Problem: From the listing below, extract each entry exactly as written, minus the images.

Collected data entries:
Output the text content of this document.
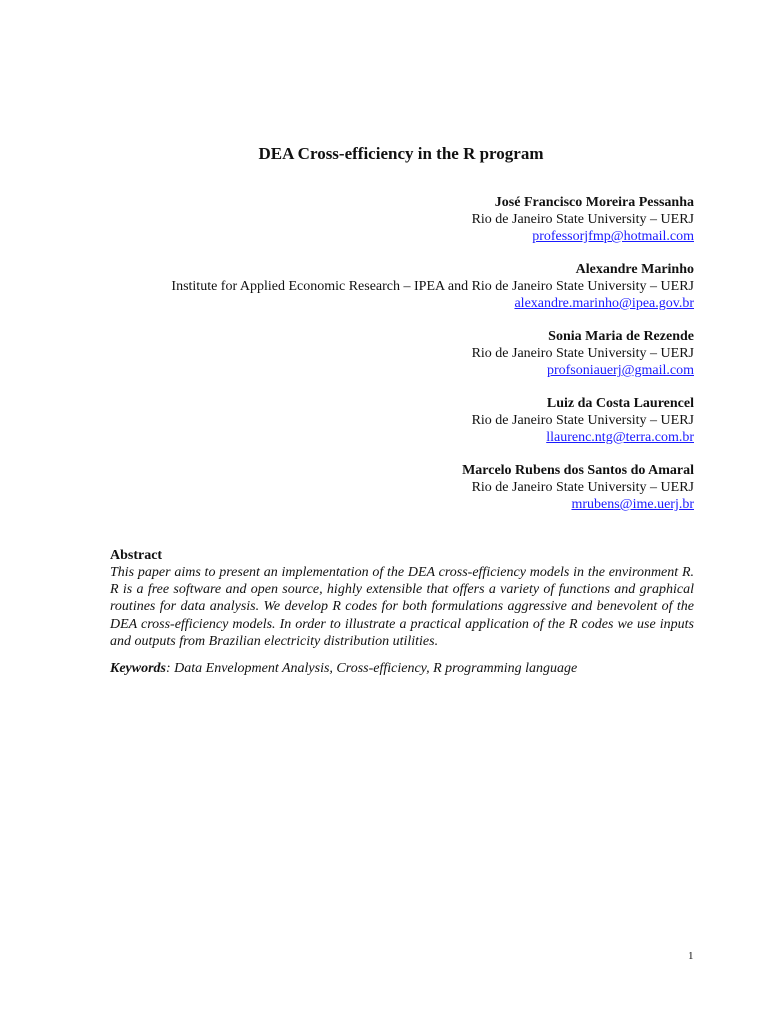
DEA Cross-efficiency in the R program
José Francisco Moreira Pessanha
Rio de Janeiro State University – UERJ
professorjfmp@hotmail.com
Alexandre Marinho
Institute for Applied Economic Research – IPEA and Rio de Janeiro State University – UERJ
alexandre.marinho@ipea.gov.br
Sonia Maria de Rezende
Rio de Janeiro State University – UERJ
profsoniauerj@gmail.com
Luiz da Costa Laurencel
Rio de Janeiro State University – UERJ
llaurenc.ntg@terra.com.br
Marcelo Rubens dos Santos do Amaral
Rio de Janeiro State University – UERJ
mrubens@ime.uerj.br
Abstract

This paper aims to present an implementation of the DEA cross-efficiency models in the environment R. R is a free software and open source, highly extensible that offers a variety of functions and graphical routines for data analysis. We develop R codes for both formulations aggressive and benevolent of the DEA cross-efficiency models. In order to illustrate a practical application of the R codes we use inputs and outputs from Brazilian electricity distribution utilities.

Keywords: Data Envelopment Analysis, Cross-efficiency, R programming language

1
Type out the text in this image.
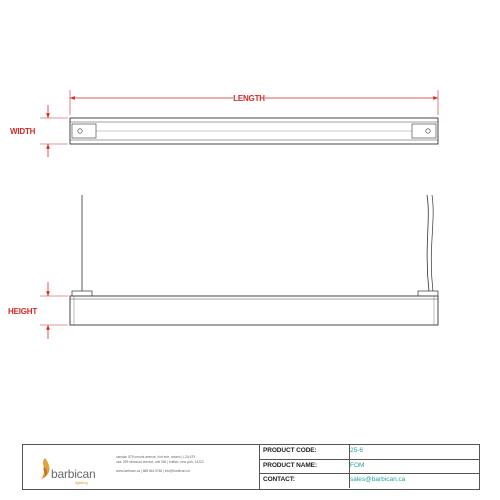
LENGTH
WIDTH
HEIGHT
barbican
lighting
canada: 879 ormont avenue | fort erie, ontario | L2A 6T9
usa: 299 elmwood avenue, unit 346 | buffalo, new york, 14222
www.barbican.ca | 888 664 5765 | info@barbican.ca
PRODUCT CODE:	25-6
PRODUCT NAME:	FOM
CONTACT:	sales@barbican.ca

Output of the exercise:
Output the text content of this document.
DEA Cross-efficiency in the R program
José Francisco Moreira Pessanha
Rio de Janeiro State University – UERJ
professorjfmp@hotmail.com
Alexandre Marinho
Institute for Applied Economic Research – IPEA and Rio de Janeiro State University – UERJ
alexandre.marinho@ipea.gov.br
Sonia Maria de Rezende
Rio de Janeiro State University – UERJ
profsoniauerj@gmail.com
Luiz da Costa Laurencel
Rio de Janeiro State University – UERJ
llaurenc.ntg@terra.com.br
Marcelo Rubens dos Santos do Amaral
Rio de Janeiro State University – UERJ
mrubens@ime.uerj.br
Abstract

This paper aims to present an implementation of the DEA cross-efficiency models in the environment R. R is a free software and open source, highly extensible that offers a variety of functions and graphical routines for data analysis. We develop R codes for both formulations aggressive and benevolent of the DEA cross-efficiency models. In order to illustrate a practical application of the R codes we use inputs and outputs from Brazilian electricity distribution utilities.

Keywords: Data Envelopment Analysis, Cross-efficiency, R programming language

1
Type out the text in this image.
LENGTH
WIDTH
HEIGHT
barbican
lighting
canada: 879 ormont avenue | fort erie, ontario | L2A 6T9
usa: 299 elmwood avenue, unit 346 | buffalo, new york, 14222
www.barbican.ca | 888 664 5765 | info@barbican.ca
PRODUCT CODE:	25-6
PRODUCT NAME:	FOM
CONTACT:	sales@barbican.ca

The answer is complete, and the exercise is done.